[Records from a data collection]
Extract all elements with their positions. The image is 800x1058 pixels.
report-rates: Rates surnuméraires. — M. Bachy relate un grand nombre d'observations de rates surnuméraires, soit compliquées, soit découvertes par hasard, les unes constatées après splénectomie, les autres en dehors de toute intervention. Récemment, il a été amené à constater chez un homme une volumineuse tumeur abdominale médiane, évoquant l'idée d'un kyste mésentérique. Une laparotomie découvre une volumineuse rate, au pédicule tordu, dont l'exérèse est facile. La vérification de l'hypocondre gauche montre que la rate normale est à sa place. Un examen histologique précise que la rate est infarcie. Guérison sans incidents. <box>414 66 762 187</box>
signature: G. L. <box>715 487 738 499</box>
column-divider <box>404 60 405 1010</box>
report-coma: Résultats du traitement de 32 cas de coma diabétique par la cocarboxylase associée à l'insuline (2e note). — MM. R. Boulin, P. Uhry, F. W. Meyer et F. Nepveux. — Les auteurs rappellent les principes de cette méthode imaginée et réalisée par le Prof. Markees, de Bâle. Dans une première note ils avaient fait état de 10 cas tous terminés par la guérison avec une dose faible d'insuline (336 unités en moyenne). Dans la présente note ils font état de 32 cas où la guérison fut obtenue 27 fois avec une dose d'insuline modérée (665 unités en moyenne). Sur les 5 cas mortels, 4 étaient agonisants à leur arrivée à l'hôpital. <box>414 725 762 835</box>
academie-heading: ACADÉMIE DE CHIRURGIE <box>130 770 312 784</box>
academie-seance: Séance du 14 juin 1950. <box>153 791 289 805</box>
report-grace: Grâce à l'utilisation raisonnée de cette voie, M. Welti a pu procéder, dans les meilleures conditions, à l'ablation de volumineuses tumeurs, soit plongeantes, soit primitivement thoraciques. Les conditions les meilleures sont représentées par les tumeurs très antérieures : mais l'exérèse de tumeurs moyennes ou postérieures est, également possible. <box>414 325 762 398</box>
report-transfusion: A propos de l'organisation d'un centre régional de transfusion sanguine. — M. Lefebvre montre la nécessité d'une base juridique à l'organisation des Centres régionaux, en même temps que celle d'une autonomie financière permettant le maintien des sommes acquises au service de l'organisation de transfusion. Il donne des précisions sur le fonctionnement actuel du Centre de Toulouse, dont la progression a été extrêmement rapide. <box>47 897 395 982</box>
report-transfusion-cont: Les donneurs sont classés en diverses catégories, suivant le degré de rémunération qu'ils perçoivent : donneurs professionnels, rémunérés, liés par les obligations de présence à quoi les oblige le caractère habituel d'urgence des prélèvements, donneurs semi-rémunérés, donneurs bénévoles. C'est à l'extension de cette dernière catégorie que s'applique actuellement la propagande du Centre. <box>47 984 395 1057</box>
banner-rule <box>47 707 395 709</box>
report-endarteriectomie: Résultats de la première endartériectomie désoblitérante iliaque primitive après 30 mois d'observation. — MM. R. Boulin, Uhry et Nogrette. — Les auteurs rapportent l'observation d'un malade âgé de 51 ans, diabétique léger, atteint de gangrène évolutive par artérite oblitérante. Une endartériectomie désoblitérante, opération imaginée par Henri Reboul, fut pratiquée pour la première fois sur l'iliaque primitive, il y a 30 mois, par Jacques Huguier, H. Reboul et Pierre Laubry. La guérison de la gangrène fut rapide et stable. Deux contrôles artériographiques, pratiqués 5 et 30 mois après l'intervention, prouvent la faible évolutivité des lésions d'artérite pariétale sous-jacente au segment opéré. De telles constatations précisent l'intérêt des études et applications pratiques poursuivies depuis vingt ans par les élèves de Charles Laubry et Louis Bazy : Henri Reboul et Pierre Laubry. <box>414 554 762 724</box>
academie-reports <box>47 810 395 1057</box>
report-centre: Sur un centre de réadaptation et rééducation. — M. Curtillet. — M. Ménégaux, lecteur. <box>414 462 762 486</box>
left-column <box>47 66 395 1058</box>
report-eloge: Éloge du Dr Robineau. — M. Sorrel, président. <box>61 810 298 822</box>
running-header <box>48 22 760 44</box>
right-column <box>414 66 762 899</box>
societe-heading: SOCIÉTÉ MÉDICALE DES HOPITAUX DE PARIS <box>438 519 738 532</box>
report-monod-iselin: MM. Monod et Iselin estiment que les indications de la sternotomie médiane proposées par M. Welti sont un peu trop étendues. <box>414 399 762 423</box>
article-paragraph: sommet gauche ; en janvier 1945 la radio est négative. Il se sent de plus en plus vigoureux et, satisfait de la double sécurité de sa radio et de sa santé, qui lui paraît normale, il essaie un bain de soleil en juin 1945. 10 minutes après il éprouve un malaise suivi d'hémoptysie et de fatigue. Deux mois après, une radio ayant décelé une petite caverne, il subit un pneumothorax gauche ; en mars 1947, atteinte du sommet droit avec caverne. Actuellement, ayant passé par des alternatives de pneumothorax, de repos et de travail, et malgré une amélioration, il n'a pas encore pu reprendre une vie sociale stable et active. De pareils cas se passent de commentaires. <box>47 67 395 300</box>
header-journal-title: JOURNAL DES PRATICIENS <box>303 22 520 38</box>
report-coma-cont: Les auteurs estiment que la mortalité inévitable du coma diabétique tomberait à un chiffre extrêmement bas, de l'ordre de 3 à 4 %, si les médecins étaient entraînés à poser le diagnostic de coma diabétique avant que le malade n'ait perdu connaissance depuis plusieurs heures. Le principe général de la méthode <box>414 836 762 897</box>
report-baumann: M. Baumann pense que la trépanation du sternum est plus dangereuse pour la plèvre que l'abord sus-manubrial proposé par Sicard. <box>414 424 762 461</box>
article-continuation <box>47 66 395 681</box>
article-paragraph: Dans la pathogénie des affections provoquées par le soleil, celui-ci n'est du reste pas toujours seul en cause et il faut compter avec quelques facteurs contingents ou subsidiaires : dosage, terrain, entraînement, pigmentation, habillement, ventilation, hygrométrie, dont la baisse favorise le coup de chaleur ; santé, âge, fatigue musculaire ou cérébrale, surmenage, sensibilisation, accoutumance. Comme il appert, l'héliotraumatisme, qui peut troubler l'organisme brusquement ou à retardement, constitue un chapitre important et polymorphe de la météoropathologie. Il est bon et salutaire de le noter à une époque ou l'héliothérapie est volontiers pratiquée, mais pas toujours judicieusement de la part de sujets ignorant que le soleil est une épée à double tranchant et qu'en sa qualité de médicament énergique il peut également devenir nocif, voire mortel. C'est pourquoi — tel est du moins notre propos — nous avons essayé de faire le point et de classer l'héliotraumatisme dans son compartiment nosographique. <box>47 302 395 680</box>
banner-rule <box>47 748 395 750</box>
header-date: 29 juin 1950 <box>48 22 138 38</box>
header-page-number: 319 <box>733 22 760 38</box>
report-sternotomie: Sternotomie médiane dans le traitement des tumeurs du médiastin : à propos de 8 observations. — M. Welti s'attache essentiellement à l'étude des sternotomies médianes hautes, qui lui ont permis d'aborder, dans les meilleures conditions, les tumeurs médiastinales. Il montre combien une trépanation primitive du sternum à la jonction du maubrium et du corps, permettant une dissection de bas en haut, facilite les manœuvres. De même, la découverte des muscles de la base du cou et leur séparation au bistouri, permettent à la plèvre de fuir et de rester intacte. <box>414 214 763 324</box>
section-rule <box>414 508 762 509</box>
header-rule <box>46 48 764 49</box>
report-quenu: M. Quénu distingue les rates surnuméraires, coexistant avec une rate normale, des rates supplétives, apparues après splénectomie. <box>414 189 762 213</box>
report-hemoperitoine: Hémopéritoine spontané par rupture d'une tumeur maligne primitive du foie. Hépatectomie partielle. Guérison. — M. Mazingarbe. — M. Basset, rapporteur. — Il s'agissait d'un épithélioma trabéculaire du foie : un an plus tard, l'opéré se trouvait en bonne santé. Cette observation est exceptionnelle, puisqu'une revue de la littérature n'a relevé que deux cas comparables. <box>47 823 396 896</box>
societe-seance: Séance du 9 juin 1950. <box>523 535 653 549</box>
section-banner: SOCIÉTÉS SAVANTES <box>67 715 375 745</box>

[GOAL OF THE EXERCISE] Pull out every row above that contains the word "seance", and copy each one in full.

[OUTPUT FOR THIS EXERCISE]
academie-seance: Séance du 14 juin 1950. <box>153 791 289 805</box>
societe-seance: Séance du 9 juin 1950. <box>523 535 653 549</box>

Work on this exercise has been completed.